Exercise 1.
In the Fairfax County excerpt, what was the county's population when Sweig started as an intern?
Exercise 2.
List every year that appears in the Fairfax County excerpt.

Fairfax, he says, "is a good place to live if you've got


a career here, but it's certainly not a relaxing place
to live. Too much clutter."

The county has not always been chaotic. Few people


know that better than Sweig, who has written
extensively about Fairfax from the time Ice Age
Indians lived here to the opening of the Capital
Beltway in 1964, which "helped transform Fairfax
County into the bustling society it is today," as
Sweig himself once wrote.

Sweig joined the county's historical preservation


and research office as an intern in the summer of
1973, when Fairfax's population was about 500,000
and rising fast as large companies began locating
here.

In a recent interview, he delighted in showing a


visitor the bird's-eye photographs of Fairfax in 1950
compared with how it looked in 1980.

"Tysons Corner is bigger than half the cities in this


country!" he exclaimed. "I mean, nobody ever
believed that was possible."

Sweig, who has a weathered face with a ruddy


complexion and bright grayish eyes, was wearing
jeans and an oversize brass belt buckle showing
Virginia's state insignia.

Entries supplied.
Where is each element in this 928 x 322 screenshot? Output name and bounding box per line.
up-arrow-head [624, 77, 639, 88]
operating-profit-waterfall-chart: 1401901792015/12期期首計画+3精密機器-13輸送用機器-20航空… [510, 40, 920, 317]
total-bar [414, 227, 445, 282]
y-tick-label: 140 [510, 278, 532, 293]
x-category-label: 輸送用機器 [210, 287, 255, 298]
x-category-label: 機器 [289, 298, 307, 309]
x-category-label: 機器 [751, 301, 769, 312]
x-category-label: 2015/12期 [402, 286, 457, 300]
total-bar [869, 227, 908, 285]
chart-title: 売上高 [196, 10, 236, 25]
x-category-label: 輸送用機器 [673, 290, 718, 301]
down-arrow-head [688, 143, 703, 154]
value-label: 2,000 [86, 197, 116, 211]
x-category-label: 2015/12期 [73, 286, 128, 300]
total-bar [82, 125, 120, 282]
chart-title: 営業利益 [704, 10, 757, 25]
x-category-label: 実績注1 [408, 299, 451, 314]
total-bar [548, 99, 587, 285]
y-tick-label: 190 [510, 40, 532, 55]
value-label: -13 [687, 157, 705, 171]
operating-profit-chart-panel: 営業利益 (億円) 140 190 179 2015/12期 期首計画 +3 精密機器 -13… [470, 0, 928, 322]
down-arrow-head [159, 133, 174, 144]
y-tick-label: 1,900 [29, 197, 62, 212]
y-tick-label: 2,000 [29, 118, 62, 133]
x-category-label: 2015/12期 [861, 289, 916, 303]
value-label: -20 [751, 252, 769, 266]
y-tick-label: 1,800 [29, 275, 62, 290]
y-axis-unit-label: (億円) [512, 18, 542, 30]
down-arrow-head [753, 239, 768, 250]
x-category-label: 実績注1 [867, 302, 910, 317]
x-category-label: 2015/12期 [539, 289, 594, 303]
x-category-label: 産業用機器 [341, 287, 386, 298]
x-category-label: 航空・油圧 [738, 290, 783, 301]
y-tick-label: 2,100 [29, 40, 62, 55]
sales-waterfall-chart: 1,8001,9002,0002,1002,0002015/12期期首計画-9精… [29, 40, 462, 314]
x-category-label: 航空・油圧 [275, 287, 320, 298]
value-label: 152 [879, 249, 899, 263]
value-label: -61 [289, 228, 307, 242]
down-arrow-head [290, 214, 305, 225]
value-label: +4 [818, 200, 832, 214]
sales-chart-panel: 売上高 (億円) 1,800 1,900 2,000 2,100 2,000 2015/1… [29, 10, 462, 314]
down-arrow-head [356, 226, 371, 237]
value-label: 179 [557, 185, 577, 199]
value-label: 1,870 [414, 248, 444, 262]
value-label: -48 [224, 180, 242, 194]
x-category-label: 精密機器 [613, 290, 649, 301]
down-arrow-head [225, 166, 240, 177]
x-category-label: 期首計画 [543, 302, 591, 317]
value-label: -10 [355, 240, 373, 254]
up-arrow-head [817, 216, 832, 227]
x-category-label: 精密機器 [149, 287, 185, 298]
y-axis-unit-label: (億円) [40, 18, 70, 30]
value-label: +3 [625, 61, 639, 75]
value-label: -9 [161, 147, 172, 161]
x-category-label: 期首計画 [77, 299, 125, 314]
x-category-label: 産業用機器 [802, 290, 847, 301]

Complete output 1.
About 500,000.

Complete output 2.
1964, 1973, 1950, 1980